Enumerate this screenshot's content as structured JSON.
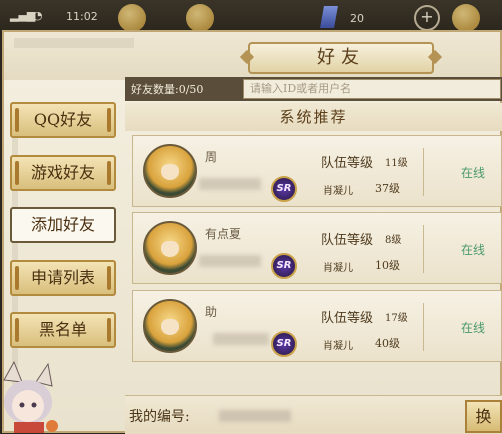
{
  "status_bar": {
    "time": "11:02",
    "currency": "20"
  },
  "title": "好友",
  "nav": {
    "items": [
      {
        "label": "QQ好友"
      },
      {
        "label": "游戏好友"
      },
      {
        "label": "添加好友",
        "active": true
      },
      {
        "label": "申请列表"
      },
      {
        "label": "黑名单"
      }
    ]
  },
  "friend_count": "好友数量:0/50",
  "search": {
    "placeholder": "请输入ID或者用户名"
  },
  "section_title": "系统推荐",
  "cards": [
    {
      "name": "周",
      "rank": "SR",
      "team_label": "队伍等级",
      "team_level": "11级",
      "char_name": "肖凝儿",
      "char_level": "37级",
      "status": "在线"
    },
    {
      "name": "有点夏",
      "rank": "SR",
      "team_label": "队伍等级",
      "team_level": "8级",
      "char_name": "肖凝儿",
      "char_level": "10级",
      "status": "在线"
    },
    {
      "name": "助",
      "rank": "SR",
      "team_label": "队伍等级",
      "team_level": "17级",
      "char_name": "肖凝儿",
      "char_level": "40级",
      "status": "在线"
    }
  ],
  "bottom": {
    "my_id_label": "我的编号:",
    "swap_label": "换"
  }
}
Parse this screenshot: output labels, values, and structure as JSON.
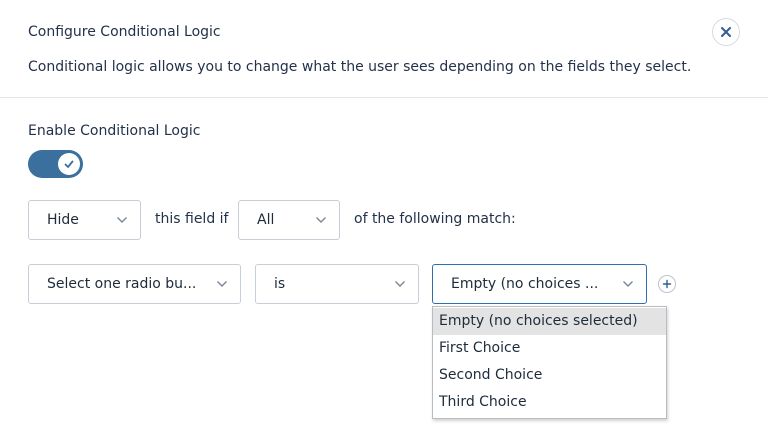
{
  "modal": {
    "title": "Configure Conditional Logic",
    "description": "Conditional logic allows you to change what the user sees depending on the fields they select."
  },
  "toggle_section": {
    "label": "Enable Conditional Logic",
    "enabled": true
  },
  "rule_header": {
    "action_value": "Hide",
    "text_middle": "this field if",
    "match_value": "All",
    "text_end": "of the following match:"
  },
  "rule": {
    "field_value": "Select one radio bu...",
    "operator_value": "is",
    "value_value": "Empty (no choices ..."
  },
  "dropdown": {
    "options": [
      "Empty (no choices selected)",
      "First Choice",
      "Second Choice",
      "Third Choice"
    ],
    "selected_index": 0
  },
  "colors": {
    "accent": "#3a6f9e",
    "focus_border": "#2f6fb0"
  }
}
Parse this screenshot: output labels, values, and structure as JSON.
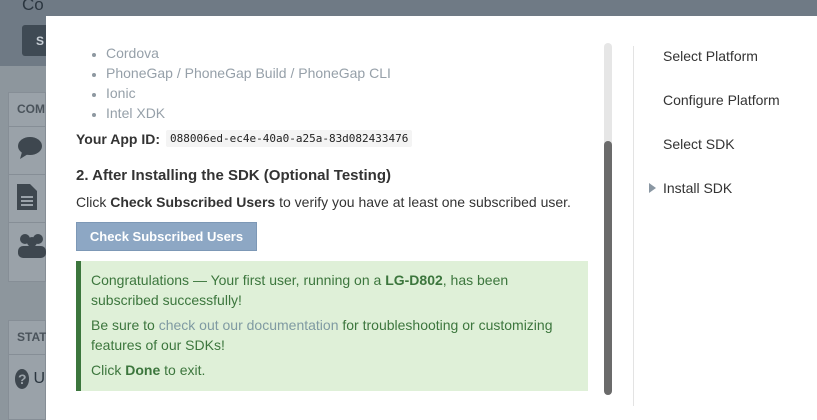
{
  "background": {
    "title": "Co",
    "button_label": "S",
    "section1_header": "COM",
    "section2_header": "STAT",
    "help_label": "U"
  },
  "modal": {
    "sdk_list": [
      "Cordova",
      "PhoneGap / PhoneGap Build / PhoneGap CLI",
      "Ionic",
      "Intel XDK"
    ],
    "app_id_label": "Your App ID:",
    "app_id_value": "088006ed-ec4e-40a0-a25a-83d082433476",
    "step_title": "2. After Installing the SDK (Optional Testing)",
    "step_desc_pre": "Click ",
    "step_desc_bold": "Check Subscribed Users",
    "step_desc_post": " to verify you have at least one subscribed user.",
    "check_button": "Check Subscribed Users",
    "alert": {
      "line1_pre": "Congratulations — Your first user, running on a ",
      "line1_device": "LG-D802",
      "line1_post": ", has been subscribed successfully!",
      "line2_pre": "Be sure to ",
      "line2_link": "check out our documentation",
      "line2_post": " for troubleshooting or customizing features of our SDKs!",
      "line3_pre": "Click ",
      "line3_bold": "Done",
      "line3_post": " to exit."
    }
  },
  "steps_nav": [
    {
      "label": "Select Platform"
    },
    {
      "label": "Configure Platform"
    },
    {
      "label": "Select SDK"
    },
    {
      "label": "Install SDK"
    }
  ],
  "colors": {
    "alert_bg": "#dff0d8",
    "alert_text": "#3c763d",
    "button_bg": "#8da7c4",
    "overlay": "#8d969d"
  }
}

▶ Exercise details
Go through the records. Copy each line where "this" appears.

▶ Response below
Enumerate this screenshot's content as structured JSON.
Parse this screenshot: output labels, values, and structure as JSON.
    "text_middle": "this field if",
Parse this screenshot: output labels, values, and structure as JSON.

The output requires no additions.